# Supplied data start

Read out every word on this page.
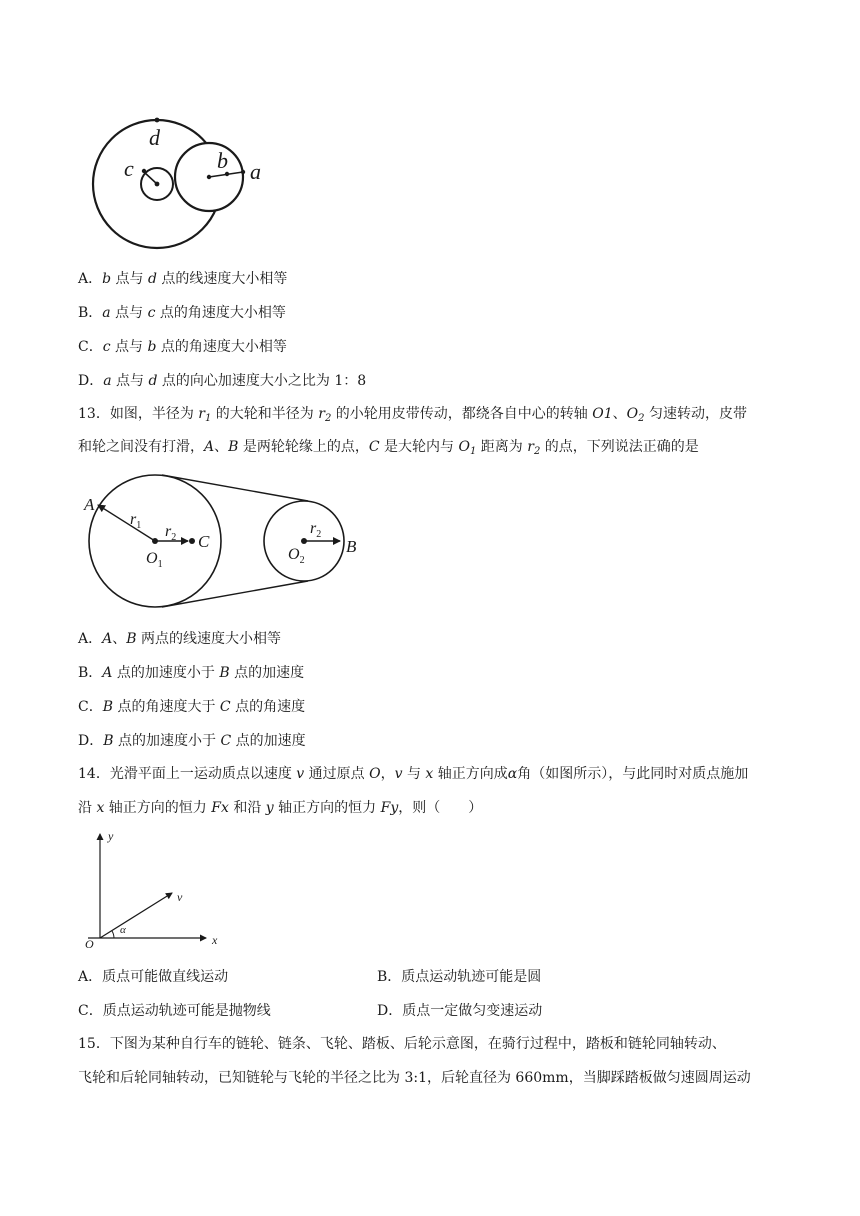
d
c	b a
A．b 点与 d 点的线速度大小相等
B．a 点与 c 点的角速度大小相等
C．c 点与 b 点的角速度大小相等
D．a 点与 d 点的向心加速度大小之比为 1：8
13．如图，半径为 $r_1$ 的大轮和半径为 $r_2$ 的小轮用皮带传动，都绕各自中心的转轴 O1、$O_2$ 匀速转动，皮带
和轮之间没有打滑，A、B 是两轮轮缘上的点，C 是大轮内与 $O_1$ 距离为 $r_2$ 的点，下列说法正确的是
A
$r_1$ $r_2$ C
$O_1$
$r_2$
$O_2$
B
A．A、B 两点的线速度大小相等
B．A 点的加速度小于 B 点的加速度
C．B 点的角速度大于 C 点的角速度
D．B 点的加速度小于 C 点的加速度
14．光滑平面上一运动质点以速度 v 通过原点 O，v 与 x 轴正方向成α角（如图所示），与此同时对质点施加
沿 x 轴正方向的恒力 Fx 和沿 y 轴正方向的恒力 Fy，则（　　）
y
x
O
v
α
A．质点可能做直线运动	B．质点运动轨迹可能是圆
C．质点运动轨迹可能是抛物线	D．质点一定做匀变速运动
15．下图为某种自行车的链轮、链条、飞轮、踏板、后轮示意图，在骑行过程中，踏板和链轮同轴转动、
飞轮和后轮同轴转动，已知链轮与飞轮的半径之比为 3:1，后轮直径为 660mm，当脚踩踏板做匀速圆周运动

# Supplied data end

### Exercise details
Please list every line of the records that contains "点的加速度".

### Written response
B．A 点的加速度小于 B 点的加速度
D．B 点的加速度小于 C 点的加速度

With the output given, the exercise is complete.